> **SUPPLIED PASSAGE**:
# 🧐 Detectors' leaderboard

In [1]:
import os
import pandas as pd
import detectors
import warnings
import json

warnings.filterwarnings("ignore")

  from .autonotebook import tqdm as notebook_tqdm


In [2]:
RESULTS_FOLDER = detectors.config.RESULTS_DIR
RESULTS_FOLDER

'/Users/dadalto/github/detectors/results/'

In [40]:
bmethods = {
    "max_logits": "MaxLogits",
    "kl_matching": "KLMatching",
    "odin": "ODIN",
    "igeood_logits": "IGEOOD",
    "dice": "DICE",
    "gradnorm": "GradNorm",
    "vim": "ViM",
    "msp": "MSP",
    "energy": "Energy",
    "react": "ReAct",
    "gmm": "GMM",
    "mahalanobis": "Mahalanobis",
    "projection": "Proj. (Ours)",
    "react_projection": "ReaAct+Proj.",
    "knn_euclides": "KNN",
    "relative_mahalanobis": "RMD",
    "maxcosine": "MaxCosine",
}
bdatasets = {
    "mos_inaturalist": "iNat",
    "mos_sun": "SUN",
    "mos_places365": "Places",
    "textures": "Textures",
    "average": "Average",
    "cifar10": "cifar10",
    "cifar100": "cifar100",
    "svhn": "svhn",
    "isun": "isun",
    "lsun_c": "lsun_c",
    "lsun_r": "lsun_r",
    "tiny_imagenet_c": "tiny_imagenet_c",
    "tiny_imagenet_r": "tiny_imagenet_r",
    "textures": "textures",
    "places365": "places365",
    "english_chars": "english_chars",
    "ninco": "NINCO",
    "openimage_o": "OpenImage-O",
    "imagenet_o": "ImageNet-O",
    "ssb_hard": "SSB-Hard",
    "textures_clean": "Textures (clean)",
    # imagenet_o & ninco & ssb_hard & ssb_easy & textures_clean & places_clean & inaturalist_clean & openimage_o_clean & species_clean & average
    "imagenet_o": "ImageNet-O",
    "ninco": "NINCO",
    "ssb_hard": "SSB-Hard",
    "ssb_easy": "SSB-Easy",
    "textures_clean": "Textures (clean)",
    "places_clean": "Places (clean)",
    "inaturalist_clean": "iNaturalist (clean)",
    "openimage_o_clean": "OpenImage-O (clean)",
    "species_clean": "Species (clean)",
    "average": "Average",
}
bmodels = {
    "tv_resnet50": "ResNet50",
    "vit_base_patch16_224": "ViT-B-16",
    "dino_vitb16_ft_in1k": "DINO",
}
pretty_names = {
    **bmethods,
    **bdatasets,
    **bmodels,
}

In [4]:
def create_leaderboard(results_folder: str, pipeline_name: str):
    path = os.path.join(results_folder, pipeline_name)

> **WRITTEN PROBLEM 1**:
In the leaderboard notebook, what display name is given to the method key "projection"?
> **WRITTEN PROBLEM 2**:
Rescale the records below by rewriting every line, including the request line. Multiply each bounding-box coordinate in the answers by 2.55 and round to whole numbers with halves rounded up, leaving the pictures out.

> **DATASET ENTRIES**:
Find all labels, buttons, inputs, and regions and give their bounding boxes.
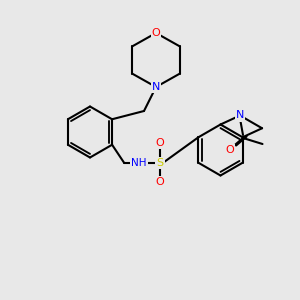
Text: N: N [236, 110, 244, 121]
Text: O: O [225, 145, 234, 155]
Text: S: S [157, 158, 164, 168]
Text: NH: NH [131, 158, 147, 168]
Text: O: O [156, 138, 164, 148]
Text: O: O [156, 177, 164, 187]
Text: O: O [152, 28, 160, 38]
Text: N: N [152, 82, 160, 92]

> **COMPLETE ANSWER 1**:
Proj. (Ours)

> **COMPLETE ANSWER 2**:
Find all labels, buttons, inputs, and regions and give their bounding boxes.
Text: N: N [602, 281, 622, 309]
Text: O: O [574, 370, 597, 395]
Text: S: S [400, 403, 418, 428]
Text: NH: NH [334, 403, 375, 428]
Text: O: O [398, 352, 418, 377]
Text: O: O [398, 451, 418, 477]
Text: O: O [388, 71, 408, 97]
Text: N: N [388, 209, 408, 235]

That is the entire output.